Entries from a dataset -
▶

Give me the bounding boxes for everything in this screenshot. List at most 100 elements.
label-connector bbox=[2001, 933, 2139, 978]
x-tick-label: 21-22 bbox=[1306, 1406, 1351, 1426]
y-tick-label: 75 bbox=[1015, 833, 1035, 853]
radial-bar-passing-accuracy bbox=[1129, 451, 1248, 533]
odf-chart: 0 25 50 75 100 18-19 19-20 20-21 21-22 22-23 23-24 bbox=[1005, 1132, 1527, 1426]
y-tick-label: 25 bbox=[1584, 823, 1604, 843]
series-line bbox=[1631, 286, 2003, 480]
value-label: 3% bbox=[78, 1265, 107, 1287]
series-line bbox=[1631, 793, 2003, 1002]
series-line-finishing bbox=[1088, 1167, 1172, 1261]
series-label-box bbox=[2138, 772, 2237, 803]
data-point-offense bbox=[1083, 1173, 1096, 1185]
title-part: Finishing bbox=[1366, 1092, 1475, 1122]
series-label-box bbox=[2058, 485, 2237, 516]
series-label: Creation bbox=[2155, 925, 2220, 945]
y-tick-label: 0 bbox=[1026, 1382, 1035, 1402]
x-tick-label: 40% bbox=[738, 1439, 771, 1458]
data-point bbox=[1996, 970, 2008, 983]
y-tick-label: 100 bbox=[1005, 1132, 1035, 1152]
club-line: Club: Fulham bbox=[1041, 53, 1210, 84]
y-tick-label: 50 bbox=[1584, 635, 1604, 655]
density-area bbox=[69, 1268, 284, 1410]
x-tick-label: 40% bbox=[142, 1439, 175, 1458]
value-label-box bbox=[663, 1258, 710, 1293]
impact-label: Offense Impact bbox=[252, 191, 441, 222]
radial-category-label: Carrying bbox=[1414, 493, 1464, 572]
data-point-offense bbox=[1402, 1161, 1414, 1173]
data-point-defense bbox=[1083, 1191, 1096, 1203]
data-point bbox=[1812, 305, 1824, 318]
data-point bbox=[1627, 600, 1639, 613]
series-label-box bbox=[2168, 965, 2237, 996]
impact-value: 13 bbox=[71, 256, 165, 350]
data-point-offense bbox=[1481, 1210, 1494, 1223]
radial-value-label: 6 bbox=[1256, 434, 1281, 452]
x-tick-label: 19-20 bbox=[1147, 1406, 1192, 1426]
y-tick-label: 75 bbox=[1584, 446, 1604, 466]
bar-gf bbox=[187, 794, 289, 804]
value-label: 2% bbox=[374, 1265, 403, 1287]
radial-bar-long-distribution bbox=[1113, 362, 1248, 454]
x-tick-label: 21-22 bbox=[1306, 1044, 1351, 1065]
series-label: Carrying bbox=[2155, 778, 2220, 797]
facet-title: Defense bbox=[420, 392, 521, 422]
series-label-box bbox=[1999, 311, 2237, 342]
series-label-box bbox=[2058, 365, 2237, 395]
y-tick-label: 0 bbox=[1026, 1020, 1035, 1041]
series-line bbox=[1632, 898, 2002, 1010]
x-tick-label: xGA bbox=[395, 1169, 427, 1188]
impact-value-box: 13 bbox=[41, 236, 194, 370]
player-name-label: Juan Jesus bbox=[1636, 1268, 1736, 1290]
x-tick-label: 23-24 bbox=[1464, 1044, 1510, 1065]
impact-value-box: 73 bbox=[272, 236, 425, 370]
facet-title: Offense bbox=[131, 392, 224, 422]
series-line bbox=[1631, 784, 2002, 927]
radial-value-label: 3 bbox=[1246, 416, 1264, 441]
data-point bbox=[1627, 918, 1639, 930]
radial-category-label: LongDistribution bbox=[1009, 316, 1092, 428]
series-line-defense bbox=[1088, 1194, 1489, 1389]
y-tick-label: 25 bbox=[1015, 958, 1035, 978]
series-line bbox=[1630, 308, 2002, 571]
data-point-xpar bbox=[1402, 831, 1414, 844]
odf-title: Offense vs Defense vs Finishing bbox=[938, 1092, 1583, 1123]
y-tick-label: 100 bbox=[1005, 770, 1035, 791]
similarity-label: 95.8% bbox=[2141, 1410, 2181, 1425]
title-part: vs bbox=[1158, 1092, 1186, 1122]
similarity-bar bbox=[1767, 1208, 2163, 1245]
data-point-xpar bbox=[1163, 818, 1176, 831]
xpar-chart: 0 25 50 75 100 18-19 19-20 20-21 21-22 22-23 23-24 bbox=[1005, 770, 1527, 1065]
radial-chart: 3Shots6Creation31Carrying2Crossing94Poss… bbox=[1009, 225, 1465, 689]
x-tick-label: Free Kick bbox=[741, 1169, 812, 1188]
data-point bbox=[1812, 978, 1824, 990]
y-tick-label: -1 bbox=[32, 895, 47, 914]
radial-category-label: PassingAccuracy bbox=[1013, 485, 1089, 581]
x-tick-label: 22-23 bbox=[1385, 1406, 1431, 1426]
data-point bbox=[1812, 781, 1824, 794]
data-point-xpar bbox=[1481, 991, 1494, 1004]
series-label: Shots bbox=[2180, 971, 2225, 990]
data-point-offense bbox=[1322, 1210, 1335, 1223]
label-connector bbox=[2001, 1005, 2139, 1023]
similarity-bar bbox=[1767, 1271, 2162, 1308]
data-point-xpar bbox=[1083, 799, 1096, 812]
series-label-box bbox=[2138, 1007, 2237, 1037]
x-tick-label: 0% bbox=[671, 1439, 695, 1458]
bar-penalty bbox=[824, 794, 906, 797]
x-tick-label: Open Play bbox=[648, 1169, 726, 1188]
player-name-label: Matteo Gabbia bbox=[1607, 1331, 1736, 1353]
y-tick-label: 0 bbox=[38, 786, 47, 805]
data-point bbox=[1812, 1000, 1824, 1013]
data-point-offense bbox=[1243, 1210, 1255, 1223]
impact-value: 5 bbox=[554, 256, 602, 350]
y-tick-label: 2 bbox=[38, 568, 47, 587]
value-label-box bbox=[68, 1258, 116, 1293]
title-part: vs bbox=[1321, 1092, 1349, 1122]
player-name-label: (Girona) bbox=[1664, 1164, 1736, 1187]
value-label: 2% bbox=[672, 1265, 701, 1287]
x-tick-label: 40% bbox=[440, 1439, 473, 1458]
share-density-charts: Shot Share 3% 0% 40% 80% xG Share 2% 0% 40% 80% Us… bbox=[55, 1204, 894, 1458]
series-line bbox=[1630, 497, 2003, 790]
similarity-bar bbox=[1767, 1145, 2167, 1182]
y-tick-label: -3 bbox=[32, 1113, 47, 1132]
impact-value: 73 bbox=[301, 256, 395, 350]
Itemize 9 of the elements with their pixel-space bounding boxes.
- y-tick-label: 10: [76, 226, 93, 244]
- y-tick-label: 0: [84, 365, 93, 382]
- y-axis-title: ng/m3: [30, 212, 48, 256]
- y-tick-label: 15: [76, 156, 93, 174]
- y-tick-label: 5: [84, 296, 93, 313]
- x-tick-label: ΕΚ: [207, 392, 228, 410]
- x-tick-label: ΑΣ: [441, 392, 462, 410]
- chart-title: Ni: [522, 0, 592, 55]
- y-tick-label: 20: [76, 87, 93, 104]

◀

SET EXERCISE -
Please lay out the material above as a Markdown table with two columns, Row and Entry. Number each line in Row, put the line itself in Entry, and leave out blank lines.

ANSWER TO THE EXERCISE -
| Row | Entry |
|---|---|
| 1 | Give me the bounding boxes for everything in this screenshot. List at most 100 elements. |
| 2 | label-connector bbox=[2001, 933, 2139, 978] |
| 3 | x-tick-label: 21-22 bbox=[1306, 1406, 1351, 1426] |
| 4 | y-tick-label: 75 bbox=[1015, 833, 1035, 853] |
| 5 | radial-bar-passing-accuracy bbox=[1129, 451, 1248, 533] |
| 6 | odf-chart: 0 25 50 75 100 18-19 19-20 20-21 21-22 22-23 23-24 bbox=[1005, 1132, 1527, 1426] |
| 7 | y-tick-label: 25 bbox=[1584, 823, 1604, 843] |
| 8 | series-line bbox=[1631, 286, 2003, 480] |
| 9 | value-label: 3% bbox=[78, 1265, 107, 1287] |
| 10 | series-line bbox=[1631, 793, 2003, 1002] |
| 11 | series-line-finishing bbox=[1088, 1167, 1172, 1261] |
| 12 | series-label-box bbox=[2138, 772, 2237, 803] |
| 13 | data-point-offense bbox=[1083, 1173, 1096, 1185] |
| 14 | title-part: Finishing bbox=[1366, 1092, 1475, 1122] |
| 15 | series-label-box bbox=[2058, 485, 2237, 516] |
| 16 | series-label: Creation bbox=[2155, 925, 2220, 945] |
| 17 | y-tick-label: 0 bbox=[1026, 1382, 1035, 1402] |
| 18 | x-tick-label: 40% bbox=[738, 1439, 771, 1458] |
| 19 | data-point bbox=[1996, 970, 2008, 983] |
| 20 | y-tick-label: 100 bbox=[1005, 1132, 1035, 1152] |
| 21 | club-line: Club: Fulham bbox=[1041, 53, 1210, 84] |
| 22 | y-tick-label: 50 bbox=[1584, 635, 1604, 655] |
| 23 | density-area bbox=[69, 1268, 284, 1410] |
| 24 | x-tick-label: 40% bbox=[142, 1439, 175, 1458] |
| 25 | value-label-box bbox=[663, 1258, 710, 1293] |
| 26 | impact-label: Offense Impact bbox=[252, 191, 441, 222] |
| 27 | radial-category-label: Carrying bbox=[1414, 493, 1464, 572] |
| 28 | data-point-offense bbox=[1402, 1161, 1414, 1173] |
| 29 | data-point-defense bbox=[1083, 1191, 1096, 1203] |
| 30 | data-point bbox=[1812, 305, 1824, 318] |
| 31 | data-point bbox=[1627, 600, 1639, 613] |
| 32 | series-label-box bbox=[2168, 965, 2237, 996] |
| 33 | impact-value: 13 bbox=[71, 256, 165, 350] |
| 34 | data-point-offense bbox=[1481, 1210, 1494, 1223] |
| 35 | radial-value-label: 6 bbox=[1256, 434, 1281, 452] |
| 36 | x-tick-label: 19-20 bbox=[1147, 1406, 1192, 1426] |
| 37 | y-tick-label: 75 bbox=[1584, 446, 1604, 466] |
| 38 | bar-gf bbox=[187, 794, 289, 804] |
| 39 | value-label: 2% bbox=[374, 1265, 403, 1287] |
| 40 | radial-bar-long-distribution bbox=[1113, 362, 1248, 454] |
| 41 | x-tick-label: 21-22 bbox=[1306, 1044, 1351, 1065] |
| 42 | series-label: Carrying bbox=[2155, 778, 2220, 797] |
| 43 | facet-title: Defense bbox=[420, 392, 521, 422] |
| 44 | series-label-box bbox=[1999, 311, 2237, 342] |
| 45 | series-label-box bbox=[2058, 365, 2237, 395] |
| 46 | y-tick-label: 0 bbox=[1026, 1020, 1035, 1041] |
| 47 | series-line bbox=[1632, 898, 2002, 1010] |
| 48 | x-tick-label: xGA bbox=[395, 1169, 427, 1188] |
| 49 | impact-value-box: 13 bbox=[41, 236, 194, 370] |
| 50 | player-name-label: Juan Jesus bbox=[1636, 1268, 1736, 1290] |
| 51 | x-tick-label: 23-24 bbox=[1464, 1044, 1510, 1065] |
| 52 | impact-value-box: 73 bbox=[272, 236, 425, 370] |
| 53 | facet-title: Offense bbox=[131, 392, 224, 422] |
| 54 | series-line bbox=[1631, 784, 2002, 927] |
| 55 | radial-value-label: 3 bbox=[1246, 416, 1264, 441] |
| 56 | data-point bbox=[1627, 918, 1639, 930] |
| 57 | radial-category-label: LongDistribution bbox=[1009, 316, 1092, 428] |
| 58 | series-line-defense bbox=[1088, 1194, 1489, 1389] |
| 59 | y-tick-label: 25 bbox=[1015, 958, 1035, 978] |
| 60 | series-line bbox=[1630, 308, 2002, 571] |
| 61 | data-point-xpar bbox=[1402, 831, 1414, 844] |
| 62 | odf-title: Offense vs Defense vs Finishing bbox=[938, 1092, 1583, 1123] |
| 63 | y-tick-label: 100 bbox=[1005, 770, 1035, 791] |
| 64 | similarity-label: 95.8% bbox=[2141, 1410, 2181, 1425] |
| 65 | title-part: vs bbox=[1158, 1092, 1186, 1122] |
| 66 | similarity-bar bbox=[1767, 1208, 2163, 1245] |
| 67 | data-point-xpar bbox=[1163, 818, 1176, 831] |
| 68 | xpar-chart: 0 25 50 75 100 18-19 19-20 20-21 21-22 22-23 23-24 bbox=[1005, 770, 1527, 1065] |
| 69 | radial-chart: 3Shots6Creation31Carrying2Crossing94Poss… bbox=[1009, 225, 1465, 689] |
| 70 | x-tick-label: Free Kick bbox=[741, 1169, 812, 1188] |
| 71 | data-point bbox=[1812, 978, 1824, 990] |
| 72 | y-tick-label: -1 bbox=[32, 895, 47, 914] |
| 73 | radial-category-label: PassingAccuracy bbox=[1013, 485, 1089, 581] |
| 74 | x-tick-label: 22-23 bbox=[1385, 1406, 1431, 1426] |
| 75 | data-point bbox=[1812, 781, 1824, 794] |
| 76 | data-point-xpar bbox=[1481, 991, 1494, 1004] |
| 77 | series-label: Shots bbox=[2180, 971, 2225, 990] |
| 78 | data-point-offense bbox=[1322, 1210, 1335, 1223] |
| 79 | label-connector bbox=[2001, 1005, 2139, 1023] |
| 80 | similarity-bar bbox=[1767, 1271, 2162, 1308] |
| 81 | data-point-xpar bbox=[1083, 799, 1096, 812] |
| 82 | series-label-box bbox=[2138, 1007, 2237, 1037] |
| 83 | x-tick-label: 0% bbox=[671, 1439, 695, 1458] |
| 84 | bar-penalty bbox=[824, 794, 906, 797] |
| 85 | x-tick-label: Open Play bbox=[648, 1169, 726, 1188] |
| 86 | player-name-label: Matteo Gabbia bbox=[1607, 1331, 1736, 1353] |
| 87 | y-tick-label: 0 bbox=[38, 786, 47, 805] |
| 88 | data-point bbox=[1812, 1000, 1824, 1013] |
| 89 | data-point-offense bbox=[1243, 1210, 1255, 1223] |
| 90 | impact-value: 5 bbox=[554, 256, 602, 350] |
| 91 | y-tick-label: 2 bbox=[38, 568, 47, 587] |
| 92 | value-label-box bbox=[68, 1258, 116, 1293] |
| 93 | title-part: vs bbox=[1321, 1092, 1349, 1122] |
| 94 | player-name-label: (Girona) bbox=[1664, 1164, 1736, 1187] |
| 95 | value-label: 2% bbox=[672, 1265, 701, 1287] |
| 96 | x-tick-label: 40% bbox=[440, 1439, 473, 1458] |
| 97 | share-density-charts: Shot Share 3% 0% 40% 80% xG Share 2% 0% 40% 80% Us… bbox=[55, 1204, 894, 1458] |
| 98 | series-line bbox=[1630, 497, 2003, 790] |
| 99 | similarity-bar bbox=[1767, 1145, 2167, 1182] |
| 100 | y-tick-label: -3 bbox=[32, 1113, 47, 1132] |
| 101 | impact-value: 73 bbox=[301, 256, 395, 350] |
| 102 | Itemize 9 of the elements with their pixel-space bounding boxes. |
| 103 | - y-tick-label: 10: [76, 226, 93, 244] |
| 104 | - y-tick-label: 0: [84, 365, 93, 382] |
| 105 | - y-axis-title: ng/m3: [30, 212, 48, 256] |
| 106 | - y-tick-label: 15: [76, 156, 93, 174] |
| 107 | - y-tick-label: 5: [84, 296, 93, 313] |
| 108 | - x-tick-label: ΕΚ: [207, 392, 228, 410] |
| 109 | - x-tick-label: ΑΣ: [441, 392, 462, 410] |
| 110 | - chart-title: Ni: [522, 0, 592, 55] |
| 111 | - y-tick-label: 20: [76, 87, 93, 104] |